## To be done
Collect every line of the records below that contains the word "knowledge".

[Saved entries]
● ● ●
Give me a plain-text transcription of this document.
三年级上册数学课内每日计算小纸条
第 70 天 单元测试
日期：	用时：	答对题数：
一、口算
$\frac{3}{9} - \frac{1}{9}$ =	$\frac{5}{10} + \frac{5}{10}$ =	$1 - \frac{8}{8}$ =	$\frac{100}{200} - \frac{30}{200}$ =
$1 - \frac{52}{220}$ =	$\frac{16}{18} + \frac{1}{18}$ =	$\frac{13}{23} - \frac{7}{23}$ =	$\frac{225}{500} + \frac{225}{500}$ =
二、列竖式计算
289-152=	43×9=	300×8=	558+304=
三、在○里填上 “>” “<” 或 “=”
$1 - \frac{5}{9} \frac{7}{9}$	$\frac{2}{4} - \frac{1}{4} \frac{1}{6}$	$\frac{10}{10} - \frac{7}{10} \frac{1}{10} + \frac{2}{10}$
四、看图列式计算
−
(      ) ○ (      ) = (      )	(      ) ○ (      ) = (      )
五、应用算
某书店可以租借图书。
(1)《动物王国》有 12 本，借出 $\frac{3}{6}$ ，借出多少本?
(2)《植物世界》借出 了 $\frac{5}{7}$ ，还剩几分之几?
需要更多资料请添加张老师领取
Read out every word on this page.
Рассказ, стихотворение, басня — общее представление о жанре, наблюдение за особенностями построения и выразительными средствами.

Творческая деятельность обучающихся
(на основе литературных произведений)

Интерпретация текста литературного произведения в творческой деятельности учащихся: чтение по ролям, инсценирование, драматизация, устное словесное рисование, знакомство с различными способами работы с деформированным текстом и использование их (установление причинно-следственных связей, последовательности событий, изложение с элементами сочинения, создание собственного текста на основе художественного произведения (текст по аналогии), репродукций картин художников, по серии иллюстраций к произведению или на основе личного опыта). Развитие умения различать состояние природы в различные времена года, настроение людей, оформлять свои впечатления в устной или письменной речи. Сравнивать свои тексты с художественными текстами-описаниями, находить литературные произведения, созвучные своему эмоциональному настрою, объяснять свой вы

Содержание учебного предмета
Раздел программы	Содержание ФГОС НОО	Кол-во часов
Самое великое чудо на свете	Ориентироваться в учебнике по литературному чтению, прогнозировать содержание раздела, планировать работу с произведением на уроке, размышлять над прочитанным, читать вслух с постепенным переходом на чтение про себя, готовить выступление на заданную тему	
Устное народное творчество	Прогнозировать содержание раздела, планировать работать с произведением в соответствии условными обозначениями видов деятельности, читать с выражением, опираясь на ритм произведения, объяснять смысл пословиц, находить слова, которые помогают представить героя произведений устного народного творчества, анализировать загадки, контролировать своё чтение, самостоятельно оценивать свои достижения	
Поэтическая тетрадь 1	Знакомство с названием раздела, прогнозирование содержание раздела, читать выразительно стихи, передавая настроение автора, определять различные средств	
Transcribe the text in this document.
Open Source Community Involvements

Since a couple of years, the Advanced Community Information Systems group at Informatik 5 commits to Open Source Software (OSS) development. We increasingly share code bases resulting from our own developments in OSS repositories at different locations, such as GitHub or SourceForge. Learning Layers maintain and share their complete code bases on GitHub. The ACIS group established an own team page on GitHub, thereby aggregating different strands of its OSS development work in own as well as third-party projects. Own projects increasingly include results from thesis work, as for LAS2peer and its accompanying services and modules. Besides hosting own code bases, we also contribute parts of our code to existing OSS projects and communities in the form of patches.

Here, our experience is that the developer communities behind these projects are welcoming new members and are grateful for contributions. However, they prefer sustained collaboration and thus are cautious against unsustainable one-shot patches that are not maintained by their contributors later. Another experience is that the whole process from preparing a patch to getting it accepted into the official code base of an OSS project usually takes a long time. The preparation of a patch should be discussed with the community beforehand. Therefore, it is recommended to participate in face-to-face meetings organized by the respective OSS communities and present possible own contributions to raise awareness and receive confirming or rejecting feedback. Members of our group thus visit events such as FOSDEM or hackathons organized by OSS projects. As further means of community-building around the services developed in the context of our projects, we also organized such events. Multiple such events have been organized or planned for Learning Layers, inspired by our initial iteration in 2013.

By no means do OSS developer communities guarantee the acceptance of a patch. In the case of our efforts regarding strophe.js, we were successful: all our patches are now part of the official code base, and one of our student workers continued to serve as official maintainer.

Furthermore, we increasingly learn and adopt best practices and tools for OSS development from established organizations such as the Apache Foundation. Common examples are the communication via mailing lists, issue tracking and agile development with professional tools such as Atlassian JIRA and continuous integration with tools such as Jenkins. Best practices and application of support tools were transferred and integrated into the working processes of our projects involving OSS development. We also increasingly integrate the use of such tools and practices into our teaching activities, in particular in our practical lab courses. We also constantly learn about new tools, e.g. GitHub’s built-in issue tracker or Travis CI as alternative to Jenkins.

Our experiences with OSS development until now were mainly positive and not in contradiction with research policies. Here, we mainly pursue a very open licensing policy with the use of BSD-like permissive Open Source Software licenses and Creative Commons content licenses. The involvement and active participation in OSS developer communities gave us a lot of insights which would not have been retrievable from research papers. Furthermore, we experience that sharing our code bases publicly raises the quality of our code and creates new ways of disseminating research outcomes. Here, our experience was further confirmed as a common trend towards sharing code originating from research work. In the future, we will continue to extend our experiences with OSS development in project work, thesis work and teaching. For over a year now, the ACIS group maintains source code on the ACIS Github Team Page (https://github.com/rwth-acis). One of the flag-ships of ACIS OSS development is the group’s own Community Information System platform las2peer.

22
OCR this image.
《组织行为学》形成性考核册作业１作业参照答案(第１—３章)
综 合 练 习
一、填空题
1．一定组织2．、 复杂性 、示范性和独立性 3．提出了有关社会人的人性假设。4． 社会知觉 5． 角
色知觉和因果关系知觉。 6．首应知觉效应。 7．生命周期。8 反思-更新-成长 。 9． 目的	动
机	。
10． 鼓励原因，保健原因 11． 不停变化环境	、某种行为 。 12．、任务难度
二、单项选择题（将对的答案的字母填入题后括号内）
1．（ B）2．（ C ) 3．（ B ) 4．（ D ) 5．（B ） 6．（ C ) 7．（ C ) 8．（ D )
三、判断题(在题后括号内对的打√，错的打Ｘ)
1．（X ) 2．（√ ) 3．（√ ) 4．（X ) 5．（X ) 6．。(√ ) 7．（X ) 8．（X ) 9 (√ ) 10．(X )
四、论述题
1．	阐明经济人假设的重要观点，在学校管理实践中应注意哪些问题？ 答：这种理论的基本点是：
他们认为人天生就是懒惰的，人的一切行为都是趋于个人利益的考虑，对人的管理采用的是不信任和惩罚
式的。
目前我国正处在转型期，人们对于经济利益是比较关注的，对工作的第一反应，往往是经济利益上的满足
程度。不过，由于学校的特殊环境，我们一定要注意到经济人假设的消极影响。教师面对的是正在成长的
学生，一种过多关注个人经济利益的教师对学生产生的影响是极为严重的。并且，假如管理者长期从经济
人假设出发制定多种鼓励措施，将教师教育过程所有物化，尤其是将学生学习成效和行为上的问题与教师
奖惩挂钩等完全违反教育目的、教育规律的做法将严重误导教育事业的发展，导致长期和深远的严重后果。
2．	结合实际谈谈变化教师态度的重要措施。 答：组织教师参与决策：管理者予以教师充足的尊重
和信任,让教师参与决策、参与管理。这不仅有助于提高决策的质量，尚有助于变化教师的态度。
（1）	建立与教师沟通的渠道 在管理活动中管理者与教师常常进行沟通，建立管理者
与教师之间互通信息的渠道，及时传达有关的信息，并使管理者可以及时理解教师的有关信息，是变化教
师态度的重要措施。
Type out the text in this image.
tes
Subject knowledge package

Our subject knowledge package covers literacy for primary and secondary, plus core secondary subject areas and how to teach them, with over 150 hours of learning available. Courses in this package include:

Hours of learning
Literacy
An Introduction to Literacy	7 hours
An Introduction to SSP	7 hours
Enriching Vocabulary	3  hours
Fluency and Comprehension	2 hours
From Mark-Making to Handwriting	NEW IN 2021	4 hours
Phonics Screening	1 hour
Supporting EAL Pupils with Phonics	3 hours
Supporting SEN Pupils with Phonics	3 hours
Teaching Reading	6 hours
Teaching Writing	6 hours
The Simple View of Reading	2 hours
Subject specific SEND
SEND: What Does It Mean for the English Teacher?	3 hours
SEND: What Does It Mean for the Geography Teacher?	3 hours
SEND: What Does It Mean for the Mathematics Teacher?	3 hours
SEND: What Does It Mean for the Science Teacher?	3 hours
● ● ●
## Answer to the task
Subject knowledge package
Our subject knowledge package covers literacy for primary and secondary, plus core secondary subject areas and how to teach them, with over 150 hours of learning available. Courses in this package include:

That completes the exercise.